INSTRUCTIONS TO FOLLOW: Identify every line in the records below that contains the word "warning", and copy each of those lines.

DATASET ROWS:
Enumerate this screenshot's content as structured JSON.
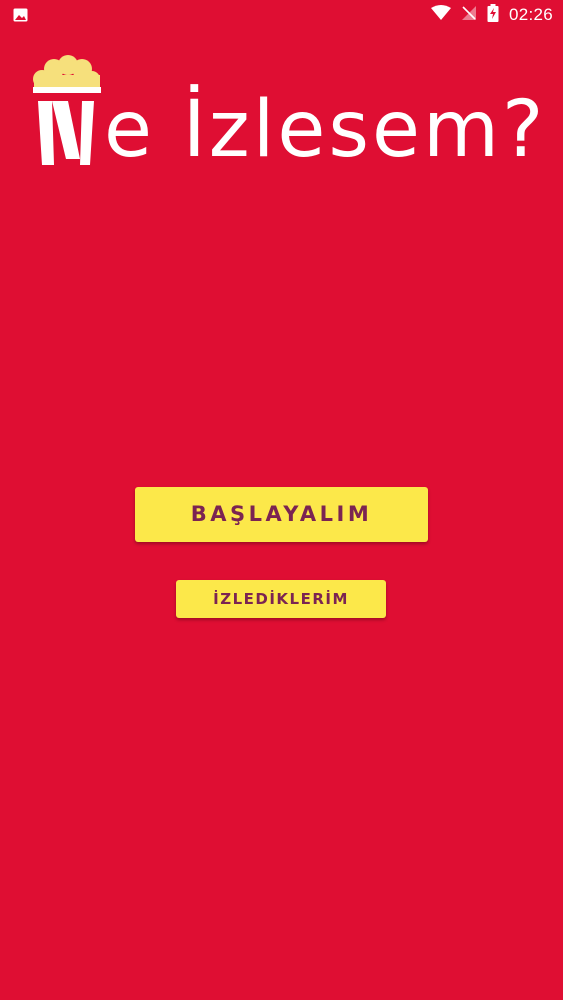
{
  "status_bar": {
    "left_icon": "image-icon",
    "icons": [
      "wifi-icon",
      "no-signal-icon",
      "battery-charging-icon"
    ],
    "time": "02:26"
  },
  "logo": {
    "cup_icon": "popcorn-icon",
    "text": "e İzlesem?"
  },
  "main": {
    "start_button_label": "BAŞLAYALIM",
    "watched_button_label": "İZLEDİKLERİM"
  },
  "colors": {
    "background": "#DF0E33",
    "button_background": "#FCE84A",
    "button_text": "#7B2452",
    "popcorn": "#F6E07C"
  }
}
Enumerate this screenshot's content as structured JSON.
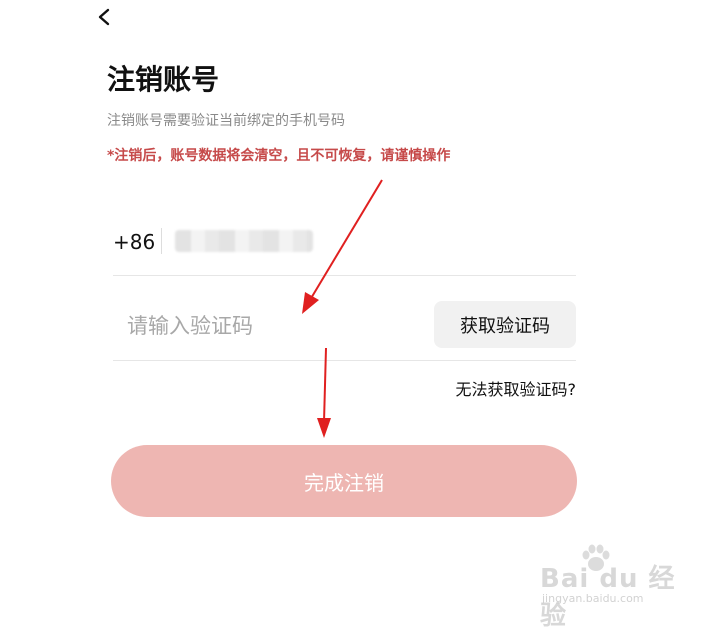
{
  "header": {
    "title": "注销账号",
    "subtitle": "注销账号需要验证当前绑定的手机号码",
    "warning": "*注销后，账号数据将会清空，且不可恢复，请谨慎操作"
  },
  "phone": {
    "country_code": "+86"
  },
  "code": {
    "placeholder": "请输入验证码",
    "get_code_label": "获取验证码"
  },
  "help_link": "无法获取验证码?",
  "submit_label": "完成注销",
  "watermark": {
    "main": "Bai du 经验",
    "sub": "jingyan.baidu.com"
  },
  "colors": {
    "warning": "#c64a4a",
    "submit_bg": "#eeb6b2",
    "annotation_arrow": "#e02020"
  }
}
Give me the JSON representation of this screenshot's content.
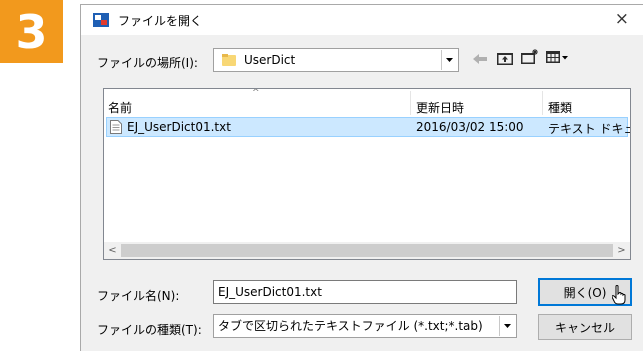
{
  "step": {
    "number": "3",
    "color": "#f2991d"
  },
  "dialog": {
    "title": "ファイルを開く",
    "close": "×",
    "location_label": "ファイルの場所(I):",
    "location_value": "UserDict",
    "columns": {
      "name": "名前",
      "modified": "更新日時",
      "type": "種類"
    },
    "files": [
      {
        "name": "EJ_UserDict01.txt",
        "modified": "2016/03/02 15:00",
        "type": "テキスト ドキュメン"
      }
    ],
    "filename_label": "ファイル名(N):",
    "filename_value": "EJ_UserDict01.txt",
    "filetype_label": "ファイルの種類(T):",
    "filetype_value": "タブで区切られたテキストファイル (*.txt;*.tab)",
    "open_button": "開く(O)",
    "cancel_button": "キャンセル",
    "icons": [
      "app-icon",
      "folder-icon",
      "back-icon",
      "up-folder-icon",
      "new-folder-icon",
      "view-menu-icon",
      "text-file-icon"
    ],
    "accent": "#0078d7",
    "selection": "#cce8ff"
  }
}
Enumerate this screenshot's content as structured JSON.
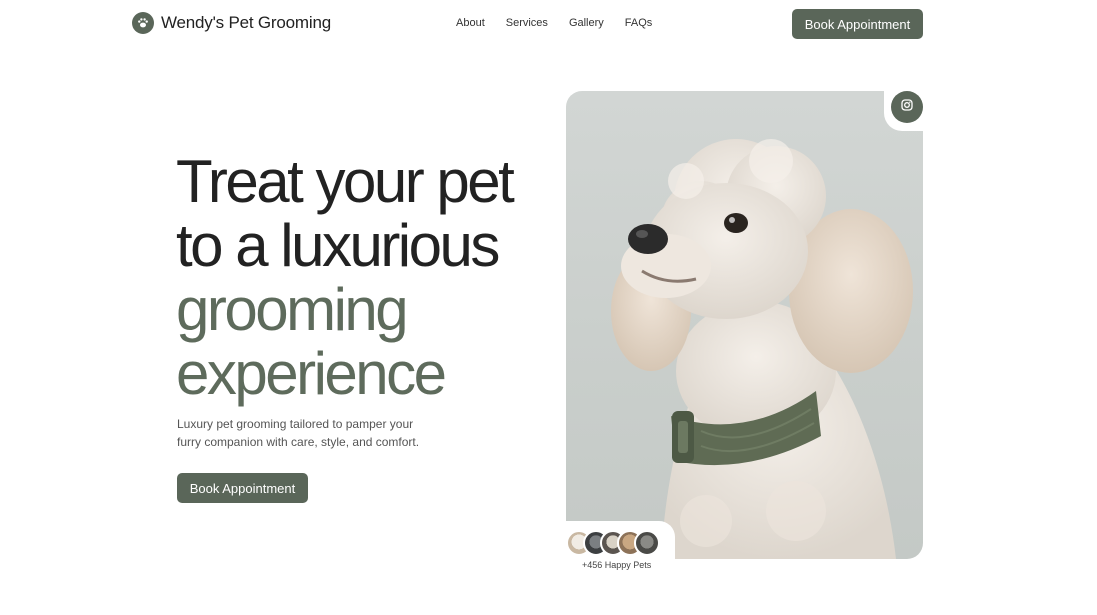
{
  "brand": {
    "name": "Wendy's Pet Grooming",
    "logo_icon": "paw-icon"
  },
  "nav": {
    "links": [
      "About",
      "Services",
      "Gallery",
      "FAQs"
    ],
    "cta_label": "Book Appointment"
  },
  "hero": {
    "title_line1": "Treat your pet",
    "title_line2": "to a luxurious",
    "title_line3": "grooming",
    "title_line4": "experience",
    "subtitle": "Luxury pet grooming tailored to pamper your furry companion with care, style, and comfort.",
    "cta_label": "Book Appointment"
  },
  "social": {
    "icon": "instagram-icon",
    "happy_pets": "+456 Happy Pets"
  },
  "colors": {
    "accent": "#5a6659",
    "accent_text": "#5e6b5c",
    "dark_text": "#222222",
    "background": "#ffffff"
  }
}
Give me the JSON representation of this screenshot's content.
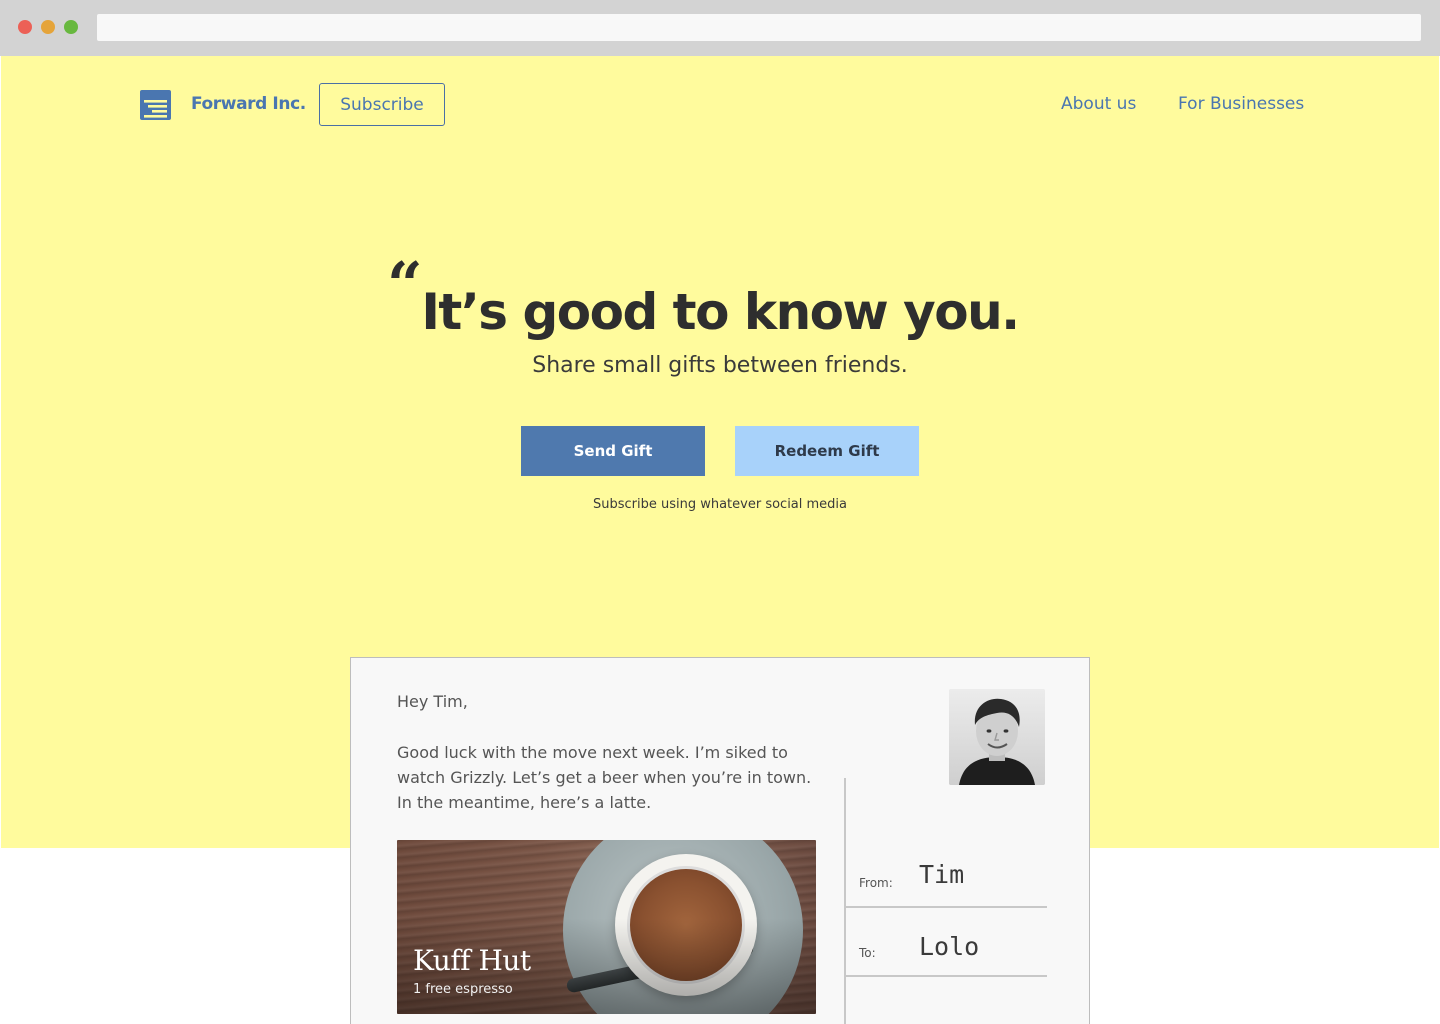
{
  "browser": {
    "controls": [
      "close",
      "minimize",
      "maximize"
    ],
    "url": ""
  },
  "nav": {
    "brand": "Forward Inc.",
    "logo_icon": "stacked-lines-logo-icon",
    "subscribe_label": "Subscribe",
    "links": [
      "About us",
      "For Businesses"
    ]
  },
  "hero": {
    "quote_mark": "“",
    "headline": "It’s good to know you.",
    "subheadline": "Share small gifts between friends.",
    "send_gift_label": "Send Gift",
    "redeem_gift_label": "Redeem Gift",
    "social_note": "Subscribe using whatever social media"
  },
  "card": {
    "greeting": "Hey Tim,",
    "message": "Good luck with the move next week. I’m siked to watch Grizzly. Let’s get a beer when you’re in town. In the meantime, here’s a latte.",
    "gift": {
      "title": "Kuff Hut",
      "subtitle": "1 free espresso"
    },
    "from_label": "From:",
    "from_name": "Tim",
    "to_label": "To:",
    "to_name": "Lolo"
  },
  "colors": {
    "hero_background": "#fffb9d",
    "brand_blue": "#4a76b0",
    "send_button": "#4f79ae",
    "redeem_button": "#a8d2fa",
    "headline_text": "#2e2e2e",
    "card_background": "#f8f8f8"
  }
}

...

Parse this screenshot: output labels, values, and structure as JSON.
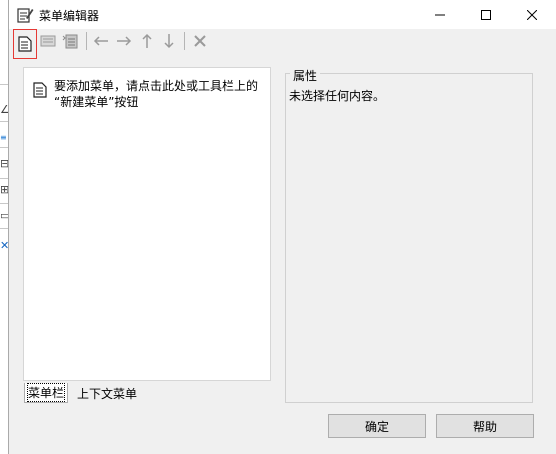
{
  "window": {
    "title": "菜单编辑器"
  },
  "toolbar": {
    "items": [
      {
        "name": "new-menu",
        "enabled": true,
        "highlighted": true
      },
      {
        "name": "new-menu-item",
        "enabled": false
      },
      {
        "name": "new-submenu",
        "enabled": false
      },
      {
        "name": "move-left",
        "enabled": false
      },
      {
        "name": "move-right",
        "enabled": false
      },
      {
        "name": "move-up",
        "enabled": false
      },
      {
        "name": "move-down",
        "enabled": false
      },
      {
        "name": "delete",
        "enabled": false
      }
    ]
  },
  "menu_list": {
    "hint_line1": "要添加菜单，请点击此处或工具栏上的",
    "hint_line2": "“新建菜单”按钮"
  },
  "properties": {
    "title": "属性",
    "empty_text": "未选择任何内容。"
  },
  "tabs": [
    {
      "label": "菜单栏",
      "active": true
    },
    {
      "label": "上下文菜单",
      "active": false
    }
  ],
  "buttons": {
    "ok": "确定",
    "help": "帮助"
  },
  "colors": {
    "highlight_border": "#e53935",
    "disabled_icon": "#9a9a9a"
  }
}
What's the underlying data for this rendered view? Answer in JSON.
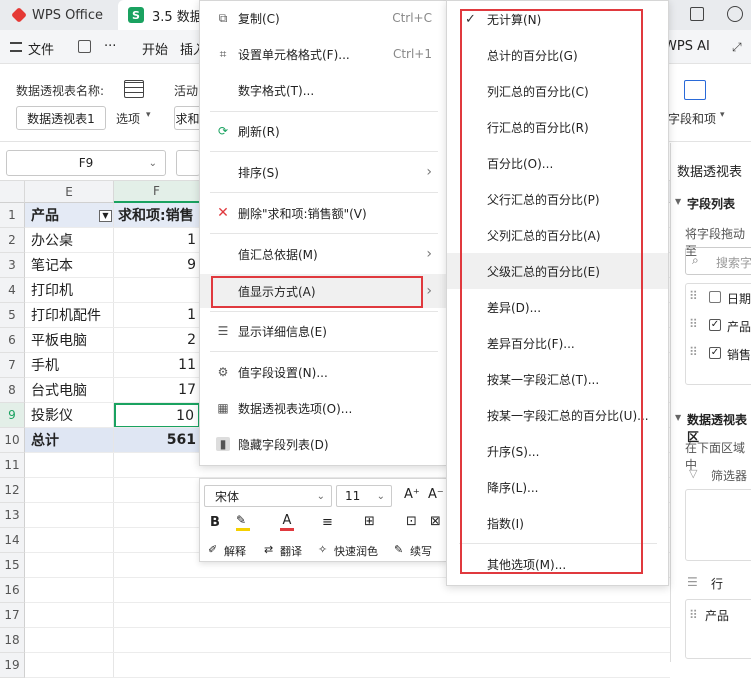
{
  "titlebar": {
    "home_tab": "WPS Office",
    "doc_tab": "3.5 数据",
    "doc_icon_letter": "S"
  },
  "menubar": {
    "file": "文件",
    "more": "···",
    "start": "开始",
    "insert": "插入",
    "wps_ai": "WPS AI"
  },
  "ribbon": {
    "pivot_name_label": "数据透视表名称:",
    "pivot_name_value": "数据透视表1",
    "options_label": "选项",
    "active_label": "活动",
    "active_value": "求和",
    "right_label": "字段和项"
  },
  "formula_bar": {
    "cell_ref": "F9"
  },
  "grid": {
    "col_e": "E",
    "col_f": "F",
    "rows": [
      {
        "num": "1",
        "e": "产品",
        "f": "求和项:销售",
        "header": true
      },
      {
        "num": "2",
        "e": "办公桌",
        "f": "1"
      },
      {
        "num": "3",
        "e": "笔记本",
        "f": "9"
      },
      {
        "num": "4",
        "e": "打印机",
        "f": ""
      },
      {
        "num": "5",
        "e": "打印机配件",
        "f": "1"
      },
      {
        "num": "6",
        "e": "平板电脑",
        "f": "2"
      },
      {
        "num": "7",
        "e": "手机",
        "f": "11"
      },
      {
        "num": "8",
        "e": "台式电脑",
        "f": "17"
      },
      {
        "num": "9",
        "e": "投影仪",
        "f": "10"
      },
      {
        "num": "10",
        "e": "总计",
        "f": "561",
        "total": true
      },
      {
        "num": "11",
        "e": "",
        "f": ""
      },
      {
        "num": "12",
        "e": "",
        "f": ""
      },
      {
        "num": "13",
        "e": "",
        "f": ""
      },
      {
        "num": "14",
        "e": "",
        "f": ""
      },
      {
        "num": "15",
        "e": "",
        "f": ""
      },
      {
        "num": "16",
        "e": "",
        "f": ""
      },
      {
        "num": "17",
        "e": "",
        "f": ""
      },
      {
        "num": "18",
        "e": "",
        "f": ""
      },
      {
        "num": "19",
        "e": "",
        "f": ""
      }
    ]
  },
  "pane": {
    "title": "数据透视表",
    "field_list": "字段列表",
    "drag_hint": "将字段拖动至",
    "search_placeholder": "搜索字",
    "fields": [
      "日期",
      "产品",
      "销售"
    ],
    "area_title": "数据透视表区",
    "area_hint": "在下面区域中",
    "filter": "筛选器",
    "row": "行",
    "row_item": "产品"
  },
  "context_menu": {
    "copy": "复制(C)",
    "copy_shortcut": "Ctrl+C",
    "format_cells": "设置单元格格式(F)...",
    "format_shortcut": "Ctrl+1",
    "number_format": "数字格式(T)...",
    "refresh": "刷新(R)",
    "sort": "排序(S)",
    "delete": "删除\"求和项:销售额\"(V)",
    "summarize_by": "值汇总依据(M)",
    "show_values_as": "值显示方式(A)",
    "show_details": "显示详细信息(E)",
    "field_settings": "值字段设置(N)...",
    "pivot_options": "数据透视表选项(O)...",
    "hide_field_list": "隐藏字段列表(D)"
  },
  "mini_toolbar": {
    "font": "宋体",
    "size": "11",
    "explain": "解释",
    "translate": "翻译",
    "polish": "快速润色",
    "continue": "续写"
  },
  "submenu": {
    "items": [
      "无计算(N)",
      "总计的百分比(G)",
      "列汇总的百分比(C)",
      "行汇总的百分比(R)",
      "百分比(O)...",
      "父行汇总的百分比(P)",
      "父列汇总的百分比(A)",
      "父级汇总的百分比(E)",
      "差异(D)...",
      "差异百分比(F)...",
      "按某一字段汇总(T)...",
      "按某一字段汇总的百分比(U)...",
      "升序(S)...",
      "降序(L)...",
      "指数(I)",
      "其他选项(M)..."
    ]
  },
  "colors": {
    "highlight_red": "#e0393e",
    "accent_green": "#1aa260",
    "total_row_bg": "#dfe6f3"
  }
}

---

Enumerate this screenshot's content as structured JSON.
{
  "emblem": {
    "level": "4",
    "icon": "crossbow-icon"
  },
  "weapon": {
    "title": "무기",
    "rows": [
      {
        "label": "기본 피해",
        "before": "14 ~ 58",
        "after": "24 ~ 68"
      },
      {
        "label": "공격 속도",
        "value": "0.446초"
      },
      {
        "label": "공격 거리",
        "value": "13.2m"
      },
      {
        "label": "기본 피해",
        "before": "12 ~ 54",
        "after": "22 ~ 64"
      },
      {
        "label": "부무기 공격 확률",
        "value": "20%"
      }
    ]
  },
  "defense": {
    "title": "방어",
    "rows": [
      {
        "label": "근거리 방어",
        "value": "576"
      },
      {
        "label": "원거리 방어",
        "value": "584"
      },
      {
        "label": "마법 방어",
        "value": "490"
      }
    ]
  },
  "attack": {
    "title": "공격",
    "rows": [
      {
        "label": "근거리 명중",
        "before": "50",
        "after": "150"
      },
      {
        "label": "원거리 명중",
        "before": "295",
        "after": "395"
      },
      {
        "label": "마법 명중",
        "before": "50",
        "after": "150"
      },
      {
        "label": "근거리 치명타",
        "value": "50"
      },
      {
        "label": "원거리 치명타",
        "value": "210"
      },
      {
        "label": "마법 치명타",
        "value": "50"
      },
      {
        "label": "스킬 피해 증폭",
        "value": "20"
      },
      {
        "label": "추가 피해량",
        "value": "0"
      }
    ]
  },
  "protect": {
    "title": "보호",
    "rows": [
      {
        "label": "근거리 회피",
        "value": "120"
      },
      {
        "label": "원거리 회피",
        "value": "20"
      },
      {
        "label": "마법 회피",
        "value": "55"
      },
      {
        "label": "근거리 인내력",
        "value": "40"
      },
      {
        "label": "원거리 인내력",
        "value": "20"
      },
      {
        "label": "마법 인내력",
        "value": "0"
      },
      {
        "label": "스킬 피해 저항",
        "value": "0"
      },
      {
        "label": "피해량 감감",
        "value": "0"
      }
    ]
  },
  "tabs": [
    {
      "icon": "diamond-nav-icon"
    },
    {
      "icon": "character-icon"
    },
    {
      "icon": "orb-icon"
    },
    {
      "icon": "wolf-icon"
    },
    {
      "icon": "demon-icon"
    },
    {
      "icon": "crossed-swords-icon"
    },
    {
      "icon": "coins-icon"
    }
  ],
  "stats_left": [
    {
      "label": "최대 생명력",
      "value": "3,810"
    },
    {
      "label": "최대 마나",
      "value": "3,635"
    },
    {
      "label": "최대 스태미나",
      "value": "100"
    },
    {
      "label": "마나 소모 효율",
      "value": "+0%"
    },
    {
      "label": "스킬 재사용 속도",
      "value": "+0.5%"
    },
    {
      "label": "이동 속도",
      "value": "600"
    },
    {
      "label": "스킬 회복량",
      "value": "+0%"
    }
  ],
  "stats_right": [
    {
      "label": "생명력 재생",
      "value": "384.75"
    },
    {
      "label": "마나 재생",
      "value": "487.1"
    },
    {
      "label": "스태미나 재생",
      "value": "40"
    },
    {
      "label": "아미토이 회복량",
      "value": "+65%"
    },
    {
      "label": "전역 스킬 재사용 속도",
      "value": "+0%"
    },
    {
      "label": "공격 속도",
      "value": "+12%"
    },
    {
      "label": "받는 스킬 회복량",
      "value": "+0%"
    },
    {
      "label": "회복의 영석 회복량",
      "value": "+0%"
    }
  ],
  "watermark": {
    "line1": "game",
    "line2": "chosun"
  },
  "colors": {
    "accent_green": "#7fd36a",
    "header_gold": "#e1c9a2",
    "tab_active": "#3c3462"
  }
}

THE COMPLETED TASK:
    "warning": "*注销后，账号数据将会清空，且不可恢复，请谨慎操作"
    "warning": "#c64a4a",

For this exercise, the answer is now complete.